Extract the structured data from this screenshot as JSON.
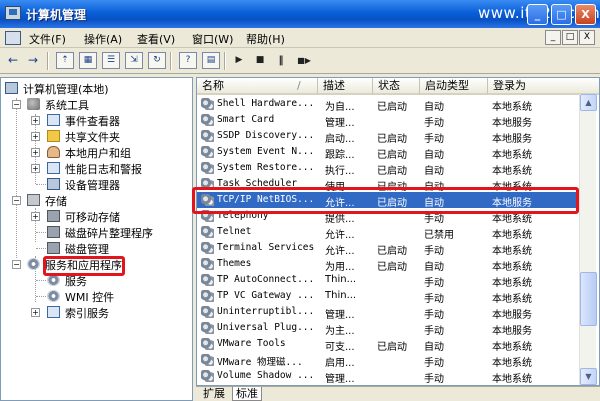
{
  "window": {
    "title": "计算机管理",
    "watermark": "www.it528.com"
  },
  "window_controls": {
    "minimize": "_",
    "maximize": "□",
    "close": "X"
  },
  "menubar": {
    "items": [
      "文件(F)",
      "操作(A)",
      "查看(V)",
      "窗口(W)",
      "帮助(H)"
    ],
    "mdi_controls": [
      "_",
      "□",
      "X"
    ]
  },
  "toolbar": {
    "back": "←",
    "forward": "→",
    "play": "▶",
    "stop": "■",
    "pause": "‖",
    "restart": "■▶"
  },
  "tree": {
    "root": "计算机管理(本地)",
    "system_tools": "系统工具",
    "event_viewer": "事件查看器",
    "shared_folders": "共享文件夹",
    "local_users": "本地用户和组",
    "perf_logs": "性能日志和警报",
    "device_manager": "设备管理器",
    "storage": "存储",
    "removable": "可移动存储",
    "defrag": "磁盘碎片整理程序",
    "disk_mgmt": "磁盘管理",
    "services_apps": "服务和应用程序",
    "services": "服务",
    "wmi": "WMI 控件",
    "indexing": "索引服务",
    "expander_minus": "−",
    "expander_plus": "+"
  },
  "list": {
    "columns": [
      "名称",
      "描述",
      "状态",
      "启动类型",
      "登录为"
    ],
    "sort_arrow": "/",
    "rows": [
      {
        "name": "Shell Hardware...",
        "desc": "为自...",
        "status": "已启动",
        "startup": "自动",
        "logon": "本地系统"
      },
      {
        "name": "Smart Card",
        "desc": "管理...",
        "status": "",
        "startup": "手动",
        "logon": "本地服务"
      },
      {
        "name": "SSDP Discovery...",
        "desc": "启动...",
        "status": "已启动",
        "startup": "手动",
        "logon": "本地服务"
      },
      {
        "name": "System Event N...",
        "desc": "跟踪...",
        "status": "已启动",
        "startup": "自动",
        "logon": "本地系统"
      },
      {
        "name": "System Restore...",
        "desc": "执行...",
        "status": "已启动",
        "startup": "自动",
        "logon": "本地系统"
      },
      {
        "name": "Task Scheduler",
        "desc": "使用...",
        "status": "已启动",
        "startup": "自动",
        "logon": "本地系统"
      },
      {
        "name": "TCP/IP NetBIOS...",
        "desc": "允许...",
        "status": "已启动",
        "startup": "自动",
        "logon": "本地服务"
      },
      {
        "name": "Telephony",
        "desc": "提供...",
        "status": "",
        "startup": "手动",
        "logon": "本地系统"
      },
      {
        "name": "Telnet",
        "desc": "允许...",
        "status": "",
        "startup": "已禁用",
        "logon": "本地系统"
      },
      {
        "name": "Terminal Services",
        "desc": "允许...",
        "status": "已启动",
        "startup": "手动",
        "logon": "本地系统"
      },
      {
        "name": "Themes",
        "desc": "为用...",
        "status": "已启动",
        "startup": "自动",
        "logon": "本地系统"
      },
      {
        "name": "TP AutoConnect...",
        "desc": "Thin...",
        "status": "",
        "startup": "手动",
        "logon": "本地系统"
      },
      {
        "name": "TP VC Gateway ...",
        "desc": "Thin...",
        "status": "",
        "startup": "手动",
        "logon": "本地系统"
      },
      {
        "name": "Uninterruptibl...",
        "desc": "管理...",
        "status": "",
        "startup": "手动",
        "logon": "本地服务"
      },
      {
        "name": "Universal Plug...",
        "desc": "为主...",
        "status": "",
        "startup": "手动",
        "logon": "本地服务"
      },
      {
        "name": "VMware Tools",
        "desc": "可支...",
        "status": "已启动",
        "startup": "自动",
        "logon": "本地系统"
      },
      {
        "name": "VMware 物理磁...",
        "desc": "启用...",
        "status": "",
        "startup": "手动",
        "logon": "本地系统"
      },
      {
        "name": "Volume Shadow ...",
        "desc": "管理...",
        "status": "",
        "startup": "手动",
        "logon": "本地系统"
      }
    ]
  },
  "scrollbar": {
    "up": "▲",
    "down": "▼"
  },
  "tabs": {
    "extended": "扩展",
    "standard": "标准"
  },
  "colors": {
    "selection": "#316ac5",
    "annotation_red": "#e2141c",
    "titlebar_blue": "#0a5fd8"
  }
}
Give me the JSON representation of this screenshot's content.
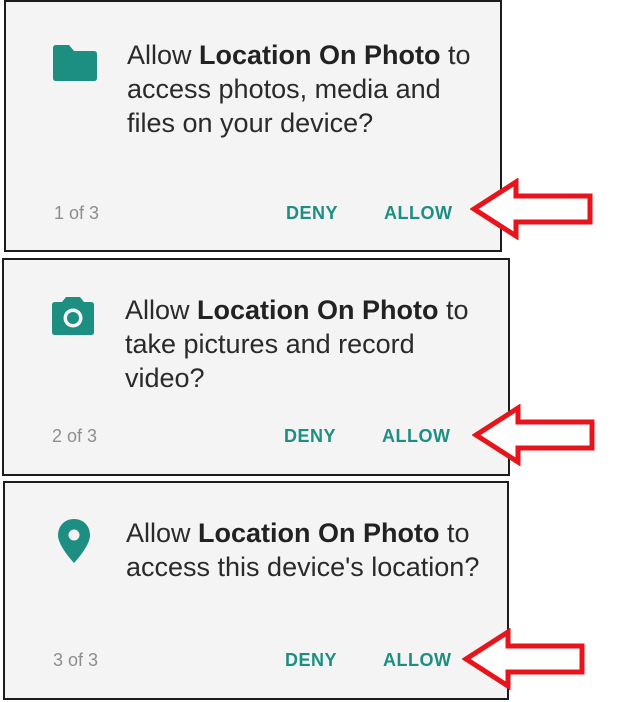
{
  "colors": {
    "accent": "#1c8f82",
    "dialog_background": "#f4f4f4",
    "counter_text": "#8e8e8e",
    "arrow": "#e8141b"
  },
  "dialogs": [
    {
      "icon": "folder-icon",
      "message": {
        "prefix": "Allow ",
        "app_name": "Location On Photo",
        "suffix": " to access photos, media and files on your device?"
      },
      "counter": "1 of 3",
      "deny_label": "DENY",
      "allow_label": "ALLOW"
    },
    {
      "icon": "camera-icon",
      "message": {
        "prefix": "Allow ",
        "app_name": "Location On Photo",
        "suffix": " to take pictures and record video?"
      },
      "counter": "2 of 3",
      "deny_label": "DENY",
      "allow_label": "ALLOW"
    },
    {
      "icon": "location-pin-icon",
      "message": {
        "prefix": "Allow ",
        "app_name": "Location On Photo",
        "suffix": " to access this device's location?"
      },
      "counter": "3 of 3",
      "deny_label": "DENY",
      "allow_label": "ALLOW"
    }
  ],
  "annotations": {
    "arrow_icon": "red-outline-left-arrow-icon"
  }
}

.....

What is asked: Each record should be quoted exactly, with the images omitted.

Exercise output:
Extract the structured data from this screenshot as JSON.
{
  "window": {
    "title": "计算机管理",
    "watermark": "www.it528.com"
  },
  "window_controls": {
    "minimize": "_",
    "maximize": "□",
    "close": "X"
  },
  "menubar": {
    "items": [
      "文件(F)",
      "操作(A)",
      "查看(V)",
      "窗口(W)",
      "帮助(H)"
    ],
    "mdi_controls": [
      "_",
      "□",
      "X"
    ]
  },
  "toolbar": {
    "back": "←",
    "forward": "→",
    "play": "▶",
    "stop": "■",
    "pause": "‖",
    "restart": "■▶"
  },
  "tree": {
    "root": "计算机管理(本地)",
    "system_tools": "系统工具",
    "event_viewer": "事件查看器",
    "shared_folders": "共享文件夹",
    "local_users": "本地用户和组",
    "perf_logs": "性能日志和警报",
    "device_manager": "设备管理器",
    "storage": "存储",
    "removable": "可移动存储",
    "defrag": "磁盘碎片整理程序",
    "disk_mgmt": "磁盘管理",
    "services_apps": "服务和应用程序",
    "services": "服务",
    "wmi": "WMI 控件",
    "indexing": "索引服务",
    "expander_minus": "−",
    "expander_plus": "+"
  },
  "list": {
    "columns": [
      "名称",
      "描述",
      "状态",
      "启动类型",
      "登录为"
    ],
    "sort_arrow": "/",
    "rows": [
      {
        "name": "Shell Hardware...",
        "desc": "为自...",
        "status": "已启动",
        "startup": "自动",
        "logon": "本地系统"
      },
      {
        "name": "Smart Card",
        "desc": "管理...",
        "status": "",
        "startup": "手动",
        "logon": "本地服务"
      },
      {
        "name": "SSDP Discovery...",
        "desc": "启动...",
        "status": "已启动",
        "startup": "手动",
        "logon": "本地服务"
      },
      {
        "name": "System Event N...",
        "desc": "跟踪...",
        "status": "已启动",
        "startup": "自动",
        "logon": "本地系统"
      },
      {
        "name": "System Restore...",
        "desc": "执行...",
        "status": "已启动",
        "startup": "自动",
        "logon": "本地系统"
      },
      {
        "name": "Task Scheduler",
        "desc": "使用...",
        "status": "已启动",
        "startup": "自动",
        "logon": "本地系统"
      },
      {
        "name": "TCP/IP NetBIOS...",
        "desc": "允许...",
        "status": "已启动",
        "startup": "自动",
        "logon": "本地服务"
      },
      {
        "name": "Telephony",
        "desc": "提供...",
        "status": "",
        "startup": "手动",
        "logon": "本地系统"
      },
      {
        "name": "Telnet",
        "desc": "允许...",
        "status": "",
        "startup": "已禁用",
        "logon": "本地系统"
      },
      {
        "name": "Terminal Services",
        "desc": "允许...",
        "status": "已启动",
        "startup": "手动",
        "logon": "本地系统"
      },
      {
        "name": "Themes",
        "desc": "为用...",
        "status": "已启动",
        "startup": "自动",
        "logon": "本地系统"
      },
      {
        "name": "TP AutoConnect...",
        "desc": "Thin...",
        "status": "",
        "startup": "手动",
        "logon": "本地系统"
      },
      {
        "name": "TP VC Gateway ...",
        "desc": "Thin...",
        "status": "",
        "startup": "手动",
        "logon": "本地系统"
      },
      {
        "name": "Uninterruptibl...",
        "desc": "管理...",
        "status": "",
        "startup": "手动",
        "logon": "本地服务"
      },
      {
        "name": "Universal Plug...",
        "desc": "为主...",
        "status": "",
        "startup": "手动",
        "logon": "本地服务"
      },
      {
        "name": "VMware Tools",
        "desc": "可支...",
        "status": "已启动",
        "startup": "自动",
        "logon": "本地系统"
      },
      {
        "name": "VMware 物理磁...",
        "desc": "启用...",
        "status": "",
        "startup": "手动",
        "logon": "本地系统"
      },
      {
        "name": "Volume Shadow ...",
        "desc": "管理...",
        "status": "",
        "startup": "手动",
        "logon": "本地系统"
      }
    ]
  },
  "scrollbar": {
    "up": "▲",
    "down": "▼"
  },
  "tabs": {
    "extended": "扩展",
    "standard": "标准"
  },
  "colors": {
    "selection": "#316ac5",
    "annotation_red": "#e2141c",
    "titlebar_blue": "#0a5fd8"
  }
}
Give me the JSON representation of this screenshot's content.
{
  "colors": {
    "accent": "#1c8f82",
    "dialog_background": "#f4f4f4",
    "counter_text": "#8e8e8e",
    "arrow": "#e8141b"
  },
  "dialogs": [
    {
      "icon": "folder-icon",
      "message": {
        "prefix": "Allow ",
        "app_name": "Location On Photo",
        "suffix": " to access photos, media and files on your device?"
      },
      "counter": "1 of 3",
      "deny_label": "DENY",
      "allow_label": "ALLOW"
    },
    {
      "icon": "camera-icon",
      "message": {
        "prefix": "Allow ",
        "app_name": "Location On Photo",
        "suffix": " to take pictures and record video?"
      },
      "counter": "2 of 3",
      "deny_label": "DENY",
      "allow_label": "ALLOW"
    },
    {
      "icon": "location-pin-icon",
      "message": {
        "prefix": "Allow ",
        "app_name": "Location On Photo",
        "suffix": " to access this device's location?"
      },
      "counter": "3 of 3",
      "deny_label": "DENY",
      "allow_label": "ALLOW"
    }
  ],
  "annotations": {
    "arrow_icon": "red-outline-left-arrow-icon"
  }
}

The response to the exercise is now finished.